[PROBLEM STATEMENT] Your task is to count the lines of the entries below that include the word "name" and to give only the resulting number.
============================================================
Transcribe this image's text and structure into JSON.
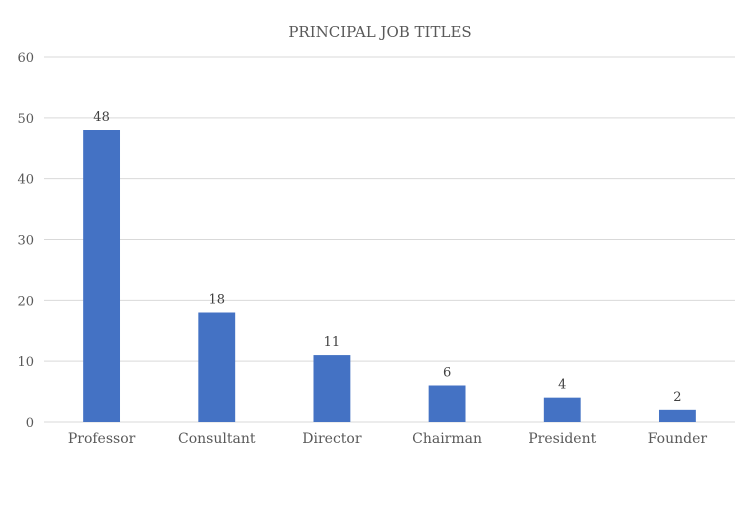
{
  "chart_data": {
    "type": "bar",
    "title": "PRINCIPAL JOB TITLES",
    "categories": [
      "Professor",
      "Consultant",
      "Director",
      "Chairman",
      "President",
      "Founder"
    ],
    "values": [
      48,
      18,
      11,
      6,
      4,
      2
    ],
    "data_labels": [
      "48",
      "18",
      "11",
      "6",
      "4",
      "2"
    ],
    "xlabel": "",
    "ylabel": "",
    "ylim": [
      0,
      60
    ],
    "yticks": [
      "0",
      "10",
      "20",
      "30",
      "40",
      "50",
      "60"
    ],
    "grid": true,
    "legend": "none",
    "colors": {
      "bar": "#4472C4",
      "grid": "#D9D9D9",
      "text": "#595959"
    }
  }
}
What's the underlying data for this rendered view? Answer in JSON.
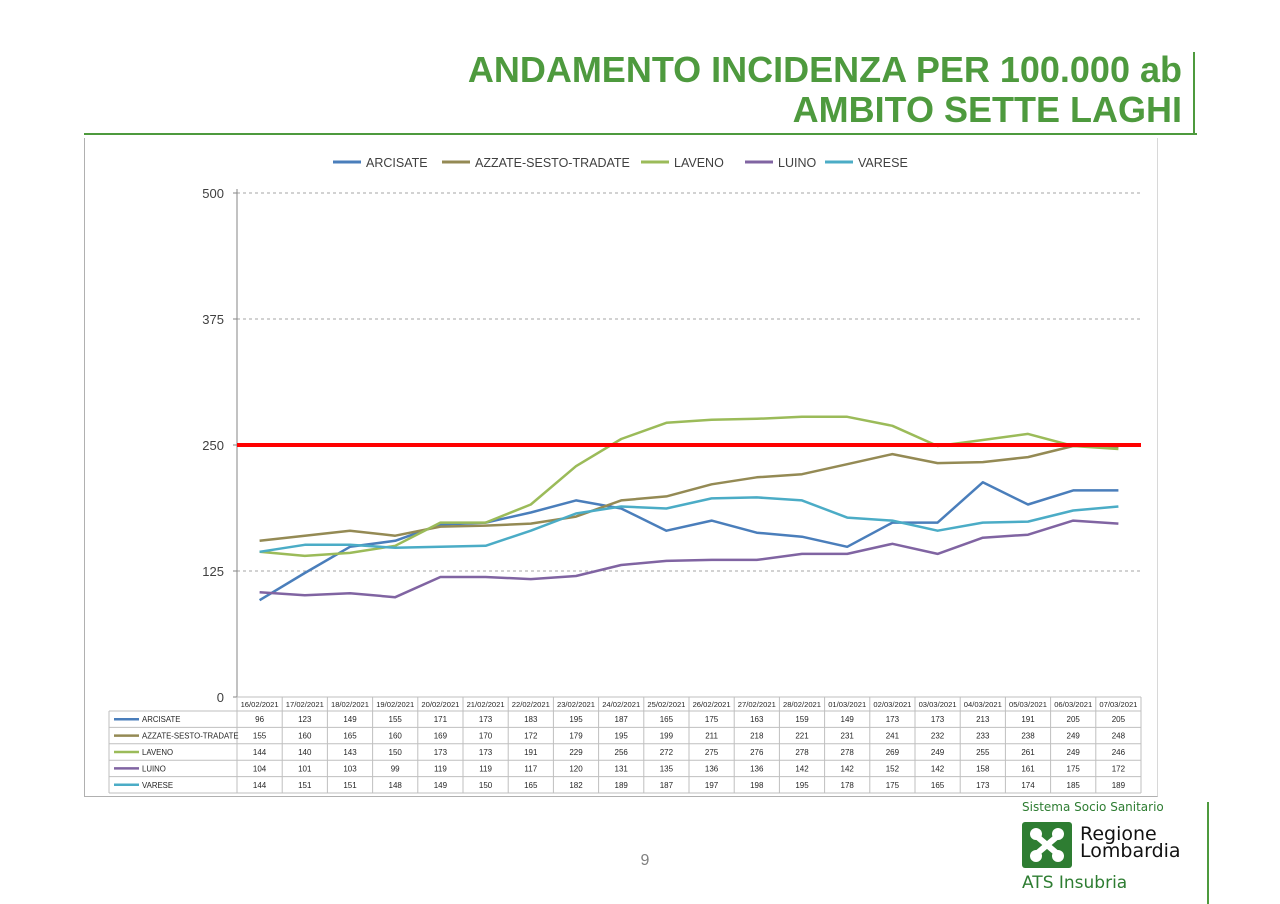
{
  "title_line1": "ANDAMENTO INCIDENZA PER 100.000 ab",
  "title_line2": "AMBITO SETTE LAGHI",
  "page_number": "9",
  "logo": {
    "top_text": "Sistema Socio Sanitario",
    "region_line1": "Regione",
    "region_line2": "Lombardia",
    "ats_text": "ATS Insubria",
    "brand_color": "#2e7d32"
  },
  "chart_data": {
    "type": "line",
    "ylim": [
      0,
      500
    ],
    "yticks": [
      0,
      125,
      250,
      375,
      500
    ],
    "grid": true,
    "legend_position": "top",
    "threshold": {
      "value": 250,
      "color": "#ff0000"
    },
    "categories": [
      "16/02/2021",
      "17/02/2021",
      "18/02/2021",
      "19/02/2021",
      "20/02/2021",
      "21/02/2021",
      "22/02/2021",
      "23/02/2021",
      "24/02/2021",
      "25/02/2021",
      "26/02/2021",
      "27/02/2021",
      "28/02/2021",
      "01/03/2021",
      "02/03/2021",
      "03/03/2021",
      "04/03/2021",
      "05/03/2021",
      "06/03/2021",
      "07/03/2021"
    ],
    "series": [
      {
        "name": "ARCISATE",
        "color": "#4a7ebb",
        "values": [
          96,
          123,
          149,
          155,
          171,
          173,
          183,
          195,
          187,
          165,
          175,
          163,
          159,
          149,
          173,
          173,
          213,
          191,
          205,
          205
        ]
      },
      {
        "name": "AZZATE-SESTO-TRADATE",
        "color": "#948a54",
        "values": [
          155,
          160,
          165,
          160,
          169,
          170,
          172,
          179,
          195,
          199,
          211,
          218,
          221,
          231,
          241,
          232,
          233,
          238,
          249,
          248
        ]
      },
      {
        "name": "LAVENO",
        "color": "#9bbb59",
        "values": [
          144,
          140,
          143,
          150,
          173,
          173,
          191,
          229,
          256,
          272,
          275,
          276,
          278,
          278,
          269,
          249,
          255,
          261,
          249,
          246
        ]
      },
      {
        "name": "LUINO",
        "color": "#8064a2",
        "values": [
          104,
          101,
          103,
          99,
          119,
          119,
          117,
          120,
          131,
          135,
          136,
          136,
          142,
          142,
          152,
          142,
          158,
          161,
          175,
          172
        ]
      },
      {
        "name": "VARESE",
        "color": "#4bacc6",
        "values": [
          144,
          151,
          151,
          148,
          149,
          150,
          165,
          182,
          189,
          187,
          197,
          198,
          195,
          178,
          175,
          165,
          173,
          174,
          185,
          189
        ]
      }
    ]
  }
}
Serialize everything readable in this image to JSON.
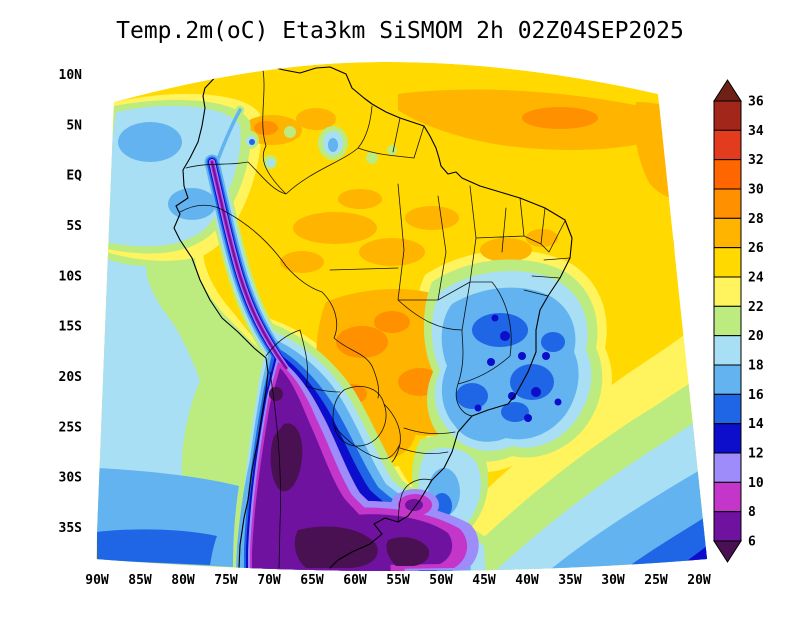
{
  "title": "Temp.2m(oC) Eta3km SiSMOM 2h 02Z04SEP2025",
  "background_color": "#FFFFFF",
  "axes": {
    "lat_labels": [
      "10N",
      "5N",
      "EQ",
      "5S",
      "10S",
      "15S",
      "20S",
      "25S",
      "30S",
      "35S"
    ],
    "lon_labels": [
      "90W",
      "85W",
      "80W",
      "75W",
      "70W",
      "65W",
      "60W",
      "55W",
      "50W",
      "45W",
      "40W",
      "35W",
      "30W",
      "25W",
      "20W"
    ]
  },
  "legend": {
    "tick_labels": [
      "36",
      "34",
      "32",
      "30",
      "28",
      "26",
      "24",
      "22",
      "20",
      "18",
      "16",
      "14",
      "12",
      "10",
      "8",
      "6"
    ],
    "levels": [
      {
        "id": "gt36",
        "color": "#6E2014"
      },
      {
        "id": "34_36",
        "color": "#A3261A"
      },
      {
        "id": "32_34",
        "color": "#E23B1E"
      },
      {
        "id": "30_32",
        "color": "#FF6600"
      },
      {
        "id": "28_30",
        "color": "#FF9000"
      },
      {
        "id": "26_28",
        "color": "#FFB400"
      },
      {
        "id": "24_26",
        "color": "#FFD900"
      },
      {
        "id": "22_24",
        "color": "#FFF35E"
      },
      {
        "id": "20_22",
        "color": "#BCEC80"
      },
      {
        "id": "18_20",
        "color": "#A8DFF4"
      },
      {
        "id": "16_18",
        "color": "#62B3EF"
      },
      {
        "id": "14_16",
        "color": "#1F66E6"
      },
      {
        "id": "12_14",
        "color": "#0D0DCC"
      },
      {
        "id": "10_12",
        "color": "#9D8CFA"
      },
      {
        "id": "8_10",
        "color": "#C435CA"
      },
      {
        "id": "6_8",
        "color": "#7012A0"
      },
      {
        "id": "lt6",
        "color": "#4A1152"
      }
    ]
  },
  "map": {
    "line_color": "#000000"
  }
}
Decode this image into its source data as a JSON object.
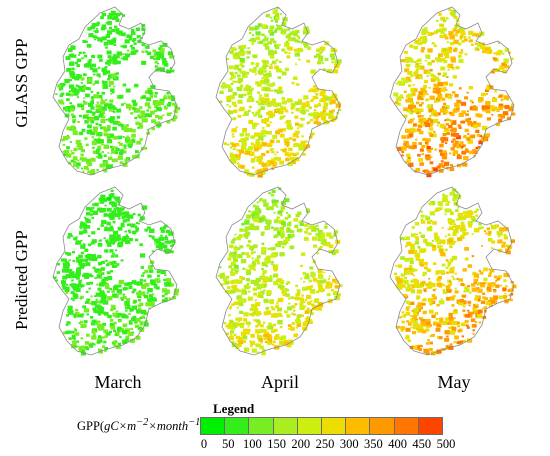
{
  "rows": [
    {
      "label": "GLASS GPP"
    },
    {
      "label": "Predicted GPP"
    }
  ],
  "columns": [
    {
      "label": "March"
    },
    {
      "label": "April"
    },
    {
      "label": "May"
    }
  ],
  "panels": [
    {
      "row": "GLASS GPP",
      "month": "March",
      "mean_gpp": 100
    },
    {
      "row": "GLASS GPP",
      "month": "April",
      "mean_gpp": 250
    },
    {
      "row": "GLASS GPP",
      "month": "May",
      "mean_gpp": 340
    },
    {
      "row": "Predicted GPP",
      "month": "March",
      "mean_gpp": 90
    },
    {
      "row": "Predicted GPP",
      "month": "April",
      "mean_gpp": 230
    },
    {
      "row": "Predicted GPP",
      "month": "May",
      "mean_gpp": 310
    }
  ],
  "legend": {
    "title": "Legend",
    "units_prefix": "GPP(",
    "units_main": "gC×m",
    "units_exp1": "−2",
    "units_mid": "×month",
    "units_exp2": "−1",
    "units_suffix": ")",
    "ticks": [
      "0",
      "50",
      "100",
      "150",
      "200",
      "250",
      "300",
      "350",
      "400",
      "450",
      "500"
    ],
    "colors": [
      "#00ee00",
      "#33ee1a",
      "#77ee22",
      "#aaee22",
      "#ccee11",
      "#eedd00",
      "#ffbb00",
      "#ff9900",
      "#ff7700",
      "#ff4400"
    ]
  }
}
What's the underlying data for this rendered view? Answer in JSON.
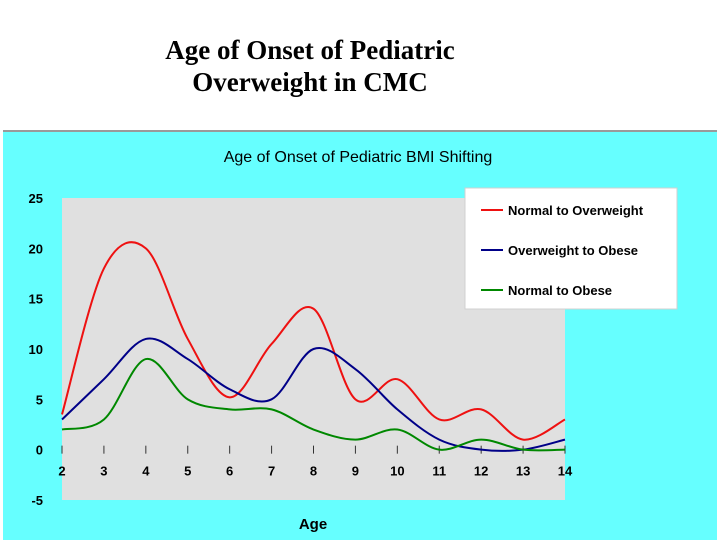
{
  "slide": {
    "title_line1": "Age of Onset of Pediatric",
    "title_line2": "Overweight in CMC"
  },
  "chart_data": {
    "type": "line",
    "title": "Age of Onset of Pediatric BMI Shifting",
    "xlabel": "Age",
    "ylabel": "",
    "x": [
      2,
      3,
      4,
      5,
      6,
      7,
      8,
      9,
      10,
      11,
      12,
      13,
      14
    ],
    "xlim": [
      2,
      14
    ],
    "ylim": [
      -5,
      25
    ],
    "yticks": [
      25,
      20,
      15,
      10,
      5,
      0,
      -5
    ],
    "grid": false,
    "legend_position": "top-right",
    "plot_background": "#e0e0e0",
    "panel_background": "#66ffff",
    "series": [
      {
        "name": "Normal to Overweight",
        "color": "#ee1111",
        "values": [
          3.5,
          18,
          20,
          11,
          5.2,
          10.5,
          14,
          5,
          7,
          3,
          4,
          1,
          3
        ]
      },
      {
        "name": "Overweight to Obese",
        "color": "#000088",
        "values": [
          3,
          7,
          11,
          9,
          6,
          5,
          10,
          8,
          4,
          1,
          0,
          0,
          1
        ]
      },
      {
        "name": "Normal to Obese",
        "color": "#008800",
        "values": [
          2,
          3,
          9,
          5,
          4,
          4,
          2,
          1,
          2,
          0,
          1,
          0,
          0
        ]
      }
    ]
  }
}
============================================================
[THE COMPLETED TASK] 8